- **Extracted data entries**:
════
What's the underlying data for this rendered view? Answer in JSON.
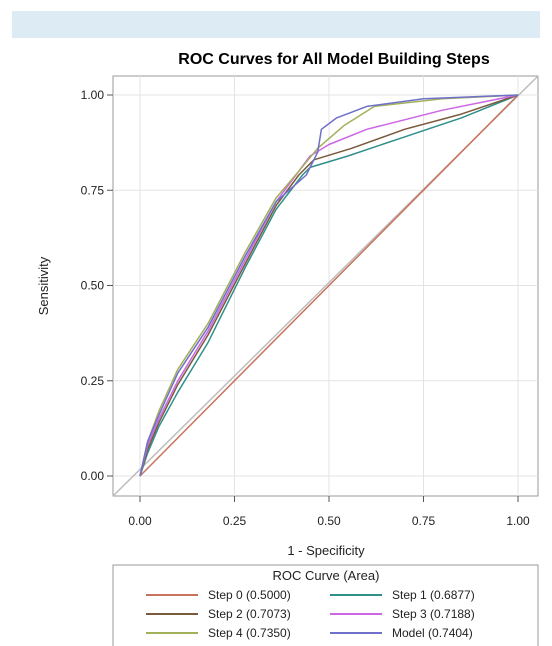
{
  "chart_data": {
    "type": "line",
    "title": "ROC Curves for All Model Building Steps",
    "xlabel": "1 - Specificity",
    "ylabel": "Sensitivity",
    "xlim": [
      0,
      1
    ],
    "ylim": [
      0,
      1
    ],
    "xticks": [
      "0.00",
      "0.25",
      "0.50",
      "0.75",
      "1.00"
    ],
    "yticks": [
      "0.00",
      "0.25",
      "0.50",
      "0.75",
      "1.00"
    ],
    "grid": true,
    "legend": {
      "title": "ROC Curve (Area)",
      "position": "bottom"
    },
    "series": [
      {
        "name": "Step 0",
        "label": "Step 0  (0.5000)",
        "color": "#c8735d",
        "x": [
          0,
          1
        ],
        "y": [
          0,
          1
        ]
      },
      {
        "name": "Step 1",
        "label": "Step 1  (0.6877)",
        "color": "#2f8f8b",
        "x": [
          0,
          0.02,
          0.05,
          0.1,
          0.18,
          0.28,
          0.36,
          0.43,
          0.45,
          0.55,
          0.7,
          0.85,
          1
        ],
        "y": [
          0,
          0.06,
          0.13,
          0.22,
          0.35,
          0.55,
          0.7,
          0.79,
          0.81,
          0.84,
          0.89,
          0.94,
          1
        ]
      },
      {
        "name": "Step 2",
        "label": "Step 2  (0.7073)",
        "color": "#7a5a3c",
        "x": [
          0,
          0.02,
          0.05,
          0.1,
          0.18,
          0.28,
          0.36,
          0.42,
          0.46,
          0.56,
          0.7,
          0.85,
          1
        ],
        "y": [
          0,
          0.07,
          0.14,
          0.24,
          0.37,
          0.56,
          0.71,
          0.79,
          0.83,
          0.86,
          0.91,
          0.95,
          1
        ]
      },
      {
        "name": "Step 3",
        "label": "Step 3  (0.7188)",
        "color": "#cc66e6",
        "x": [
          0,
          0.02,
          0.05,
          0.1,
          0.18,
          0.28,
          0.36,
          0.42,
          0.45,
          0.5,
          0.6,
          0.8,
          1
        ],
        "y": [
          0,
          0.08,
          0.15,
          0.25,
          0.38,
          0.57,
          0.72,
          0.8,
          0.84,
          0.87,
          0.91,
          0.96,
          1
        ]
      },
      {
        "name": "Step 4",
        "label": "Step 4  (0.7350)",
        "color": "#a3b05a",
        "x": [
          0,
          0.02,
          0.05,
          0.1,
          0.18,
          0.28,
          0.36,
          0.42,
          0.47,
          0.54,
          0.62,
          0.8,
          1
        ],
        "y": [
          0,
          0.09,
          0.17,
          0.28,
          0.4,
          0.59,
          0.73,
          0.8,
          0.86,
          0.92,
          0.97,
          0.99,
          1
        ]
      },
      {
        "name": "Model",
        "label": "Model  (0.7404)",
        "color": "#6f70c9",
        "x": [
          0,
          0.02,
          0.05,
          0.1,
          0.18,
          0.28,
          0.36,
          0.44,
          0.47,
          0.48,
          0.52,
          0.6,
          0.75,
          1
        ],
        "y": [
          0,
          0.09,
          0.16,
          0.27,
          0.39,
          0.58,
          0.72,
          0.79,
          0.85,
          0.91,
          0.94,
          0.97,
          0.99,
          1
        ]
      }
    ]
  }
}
════
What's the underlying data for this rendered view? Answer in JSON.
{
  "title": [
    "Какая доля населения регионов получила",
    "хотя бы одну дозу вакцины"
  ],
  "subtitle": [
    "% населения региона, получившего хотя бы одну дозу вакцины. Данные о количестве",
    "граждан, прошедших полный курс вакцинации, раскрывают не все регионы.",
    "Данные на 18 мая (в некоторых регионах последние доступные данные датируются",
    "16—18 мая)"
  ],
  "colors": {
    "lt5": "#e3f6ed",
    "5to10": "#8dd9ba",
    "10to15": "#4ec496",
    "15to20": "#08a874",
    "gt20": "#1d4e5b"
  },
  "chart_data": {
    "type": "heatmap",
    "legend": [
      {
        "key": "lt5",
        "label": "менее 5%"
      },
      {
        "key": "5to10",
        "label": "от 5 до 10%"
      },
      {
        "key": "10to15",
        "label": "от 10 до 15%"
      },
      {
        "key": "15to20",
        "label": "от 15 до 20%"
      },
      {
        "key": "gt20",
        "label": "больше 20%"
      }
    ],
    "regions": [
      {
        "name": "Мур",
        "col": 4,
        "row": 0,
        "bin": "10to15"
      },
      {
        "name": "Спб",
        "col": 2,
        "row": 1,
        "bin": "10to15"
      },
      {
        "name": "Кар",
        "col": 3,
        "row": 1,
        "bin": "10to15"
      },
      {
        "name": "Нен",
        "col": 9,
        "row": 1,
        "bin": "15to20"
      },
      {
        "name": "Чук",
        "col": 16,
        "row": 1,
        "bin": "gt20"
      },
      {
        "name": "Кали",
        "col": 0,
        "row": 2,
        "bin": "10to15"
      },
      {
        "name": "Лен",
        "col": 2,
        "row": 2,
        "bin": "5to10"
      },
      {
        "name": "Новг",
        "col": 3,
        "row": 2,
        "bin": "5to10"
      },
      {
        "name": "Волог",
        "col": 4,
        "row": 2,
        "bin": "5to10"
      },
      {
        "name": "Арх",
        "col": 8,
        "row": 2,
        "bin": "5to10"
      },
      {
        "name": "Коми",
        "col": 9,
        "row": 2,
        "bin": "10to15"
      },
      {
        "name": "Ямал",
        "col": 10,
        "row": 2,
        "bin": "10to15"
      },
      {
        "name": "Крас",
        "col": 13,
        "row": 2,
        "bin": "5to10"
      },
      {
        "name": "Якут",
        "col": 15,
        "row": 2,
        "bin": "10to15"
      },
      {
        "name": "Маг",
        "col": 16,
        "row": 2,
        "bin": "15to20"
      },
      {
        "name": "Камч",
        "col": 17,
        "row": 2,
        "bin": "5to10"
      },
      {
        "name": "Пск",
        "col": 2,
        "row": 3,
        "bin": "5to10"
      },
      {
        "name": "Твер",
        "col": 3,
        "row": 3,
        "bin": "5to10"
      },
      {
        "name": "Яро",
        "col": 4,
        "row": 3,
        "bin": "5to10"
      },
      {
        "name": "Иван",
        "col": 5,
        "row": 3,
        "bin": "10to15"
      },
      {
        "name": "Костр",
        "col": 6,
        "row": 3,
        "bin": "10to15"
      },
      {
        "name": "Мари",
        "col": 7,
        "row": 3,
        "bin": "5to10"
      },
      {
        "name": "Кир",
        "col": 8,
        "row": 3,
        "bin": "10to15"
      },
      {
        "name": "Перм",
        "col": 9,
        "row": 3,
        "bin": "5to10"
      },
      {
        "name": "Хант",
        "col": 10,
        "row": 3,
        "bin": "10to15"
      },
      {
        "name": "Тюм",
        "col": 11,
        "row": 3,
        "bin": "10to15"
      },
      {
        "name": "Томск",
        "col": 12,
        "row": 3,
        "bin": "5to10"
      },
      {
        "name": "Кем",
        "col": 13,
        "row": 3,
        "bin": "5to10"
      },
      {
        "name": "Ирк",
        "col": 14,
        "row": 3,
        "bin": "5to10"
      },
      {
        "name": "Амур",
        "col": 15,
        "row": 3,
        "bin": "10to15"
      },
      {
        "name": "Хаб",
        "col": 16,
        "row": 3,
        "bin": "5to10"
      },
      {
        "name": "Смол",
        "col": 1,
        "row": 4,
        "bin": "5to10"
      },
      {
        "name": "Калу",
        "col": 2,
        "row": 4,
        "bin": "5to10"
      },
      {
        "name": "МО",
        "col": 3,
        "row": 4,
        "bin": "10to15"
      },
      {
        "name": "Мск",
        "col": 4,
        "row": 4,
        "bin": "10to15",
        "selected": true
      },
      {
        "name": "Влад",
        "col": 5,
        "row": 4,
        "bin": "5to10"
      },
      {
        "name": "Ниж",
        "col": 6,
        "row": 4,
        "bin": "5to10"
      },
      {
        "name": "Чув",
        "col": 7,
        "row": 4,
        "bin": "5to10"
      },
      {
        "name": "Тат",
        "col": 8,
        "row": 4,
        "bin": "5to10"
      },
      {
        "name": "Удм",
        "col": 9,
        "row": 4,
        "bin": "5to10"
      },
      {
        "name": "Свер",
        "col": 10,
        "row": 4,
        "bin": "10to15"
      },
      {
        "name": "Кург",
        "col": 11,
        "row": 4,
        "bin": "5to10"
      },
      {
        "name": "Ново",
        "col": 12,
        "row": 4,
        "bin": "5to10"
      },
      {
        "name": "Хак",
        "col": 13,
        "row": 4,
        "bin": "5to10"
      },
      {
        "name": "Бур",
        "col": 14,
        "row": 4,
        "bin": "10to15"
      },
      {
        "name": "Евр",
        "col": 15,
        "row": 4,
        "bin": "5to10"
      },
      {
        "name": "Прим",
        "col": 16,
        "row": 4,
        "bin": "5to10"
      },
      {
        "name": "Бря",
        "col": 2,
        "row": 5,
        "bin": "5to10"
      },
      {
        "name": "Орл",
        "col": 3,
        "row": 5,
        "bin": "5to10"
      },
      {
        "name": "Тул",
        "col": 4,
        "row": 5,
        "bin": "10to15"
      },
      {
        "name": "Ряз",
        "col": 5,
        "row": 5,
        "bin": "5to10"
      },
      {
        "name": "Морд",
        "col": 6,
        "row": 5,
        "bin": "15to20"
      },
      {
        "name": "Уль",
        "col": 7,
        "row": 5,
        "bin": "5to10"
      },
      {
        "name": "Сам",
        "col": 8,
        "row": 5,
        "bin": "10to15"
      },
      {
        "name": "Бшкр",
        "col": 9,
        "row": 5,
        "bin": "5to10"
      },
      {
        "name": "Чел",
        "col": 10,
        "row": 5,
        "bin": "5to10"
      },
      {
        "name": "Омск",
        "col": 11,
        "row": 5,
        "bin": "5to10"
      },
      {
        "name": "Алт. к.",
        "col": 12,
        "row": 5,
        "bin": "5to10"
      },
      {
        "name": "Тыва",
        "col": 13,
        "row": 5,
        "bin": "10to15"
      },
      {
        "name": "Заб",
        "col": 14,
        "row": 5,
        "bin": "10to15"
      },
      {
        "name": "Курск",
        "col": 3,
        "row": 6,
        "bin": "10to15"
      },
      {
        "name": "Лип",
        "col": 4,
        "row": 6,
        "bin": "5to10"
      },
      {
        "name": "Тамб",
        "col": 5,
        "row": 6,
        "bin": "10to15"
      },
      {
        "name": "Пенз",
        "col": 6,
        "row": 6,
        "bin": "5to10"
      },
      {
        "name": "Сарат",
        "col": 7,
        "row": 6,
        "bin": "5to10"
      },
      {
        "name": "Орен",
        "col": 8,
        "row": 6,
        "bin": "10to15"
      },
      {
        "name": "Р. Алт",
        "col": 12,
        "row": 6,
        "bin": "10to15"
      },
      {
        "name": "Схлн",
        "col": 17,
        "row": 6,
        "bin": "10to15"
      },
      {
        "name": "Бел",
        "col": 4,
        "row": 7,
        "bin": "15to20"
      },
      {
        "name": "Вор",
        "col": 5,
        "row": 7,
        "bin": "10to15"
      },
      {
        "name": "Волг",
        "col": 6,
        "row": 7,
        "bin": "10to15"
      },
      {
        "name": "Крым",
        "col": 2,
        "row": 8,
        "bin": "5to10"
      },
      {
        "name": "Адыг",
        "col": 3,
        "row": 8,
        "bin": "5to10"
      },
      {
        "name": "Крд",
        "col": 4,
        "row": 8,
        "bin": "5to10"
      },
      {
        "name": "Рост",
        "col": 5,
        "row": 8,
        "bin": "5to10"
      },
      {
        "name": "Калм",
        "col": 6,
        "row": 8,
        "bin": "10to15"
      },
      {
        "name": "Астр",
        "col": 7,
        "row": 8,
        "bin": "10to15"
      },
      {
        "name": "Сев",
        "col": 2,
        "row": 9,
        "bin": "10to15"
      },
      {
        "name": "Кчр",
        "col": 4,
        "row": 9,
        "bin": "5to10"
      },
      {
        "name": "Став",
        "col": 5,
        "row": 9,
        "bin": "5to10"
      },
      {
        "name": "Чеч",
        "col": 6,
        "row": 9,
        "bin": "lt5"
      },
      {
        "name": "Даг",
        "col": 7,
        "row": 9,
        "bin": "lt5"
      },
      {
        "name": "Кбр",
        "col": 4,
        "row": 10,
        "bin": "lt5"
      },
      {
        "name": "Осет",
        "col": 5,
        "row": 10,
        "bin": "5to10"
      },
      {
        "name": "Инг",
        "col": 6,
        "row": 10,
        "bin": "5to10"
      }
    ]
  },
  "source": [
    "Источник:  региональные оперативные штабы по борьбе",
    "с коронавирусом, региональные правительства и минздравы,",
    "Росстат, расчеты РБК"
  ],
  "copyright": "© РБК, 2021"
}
════
Give the count of lines that hold the word "одну", with nothing added.

2